[Items from a data source]

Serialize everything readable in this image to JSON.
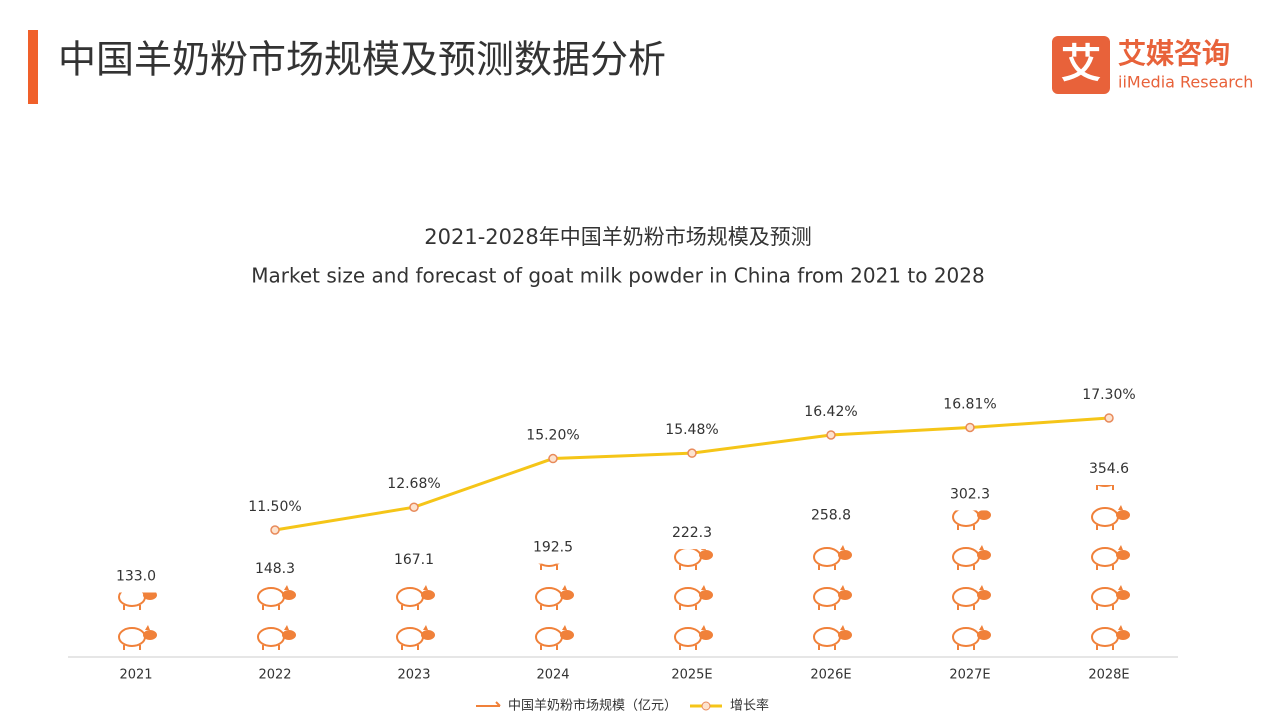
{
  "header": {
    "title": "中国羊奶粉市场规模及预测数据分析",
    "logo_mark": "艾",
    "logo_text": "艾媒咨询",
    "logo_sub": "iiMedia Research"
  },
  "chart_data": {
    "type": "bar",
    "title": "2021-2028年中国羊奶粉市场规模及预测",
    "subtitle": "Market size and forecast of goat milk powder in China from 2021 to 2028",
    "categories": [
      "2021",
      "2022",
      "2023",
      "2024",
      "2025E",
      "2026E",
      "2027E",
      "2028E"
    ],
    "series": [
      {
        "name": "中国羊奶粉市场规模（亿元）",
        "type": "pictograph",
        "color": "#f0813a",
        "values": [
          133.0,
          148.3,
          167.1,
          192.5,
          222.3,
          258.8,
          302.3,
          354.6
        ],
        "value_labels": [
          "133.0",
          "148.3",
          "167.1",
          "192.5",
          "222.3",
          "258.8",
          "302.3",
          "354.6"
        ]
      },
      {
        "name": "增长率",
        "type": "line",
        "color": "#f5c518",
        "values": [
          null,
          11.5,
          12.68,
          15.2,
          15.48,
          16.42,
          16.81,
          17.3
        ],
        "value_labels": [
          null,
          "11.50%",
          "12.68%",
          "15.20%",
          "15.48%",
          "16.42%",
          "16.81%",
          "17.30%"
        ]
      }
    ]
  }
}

EXERCISE GOAL: Leave the images out and output the remaining material exactly as it stands.

SOLUTION:
Serialize everything readable in this image to JSON.
{
  "header": {
    "title": "中国羊奶粉市场规模及预测数据分析",
    "logo_mark": "艾",
    "logo_text": "艾媒咨询",
    "logo_sub": "iiMedia Research"
  },
  "chart_data": {
    "type": "bar",
    "title": "2021-2028年中国羊奶粉市场规模及预测",
    "subtitle": "Market size and forecast of goat milk powder in China from 2021 to 2028",
    "categories": [
      "2021",
      "2022",
      "2023",
      "2024",
      "2025E",
      "2026E",
      "2027E",
      "2028E"
    ],
    "series": [
      {
        "name": "中国羊奶粉市场规模（亿元）",
        "type": "pictograph",
        "color": "#f0813a",
        "values": [
          133.0,
          148.3,
          167.1,
          192.5,
          222.3,
          258.8,
          302.3,
          354.6
        ],
        "value_labels": [
          "133.0",
          "148.3",
          "167.1",
          "192.5",
          "222.3",
          "258.8",
          "302.3",
          "354.6"
        ]
      },
      {
        "name": "增长率",
        "type": "line",
        "color": "#f5c518",
        "values": [
          null,
          11.5,
          12.68,
          15.2,
          15.48,
          16.42,
          16.81,
          17.3
        ],
        "value_labels": [
          null,
          "11.50%",
          "12.68%",
          "15.20%",
          "15.48%",
          "16.42%",
          "16.81%",
          "17.30%"
        ]
      }
    ]
  }
}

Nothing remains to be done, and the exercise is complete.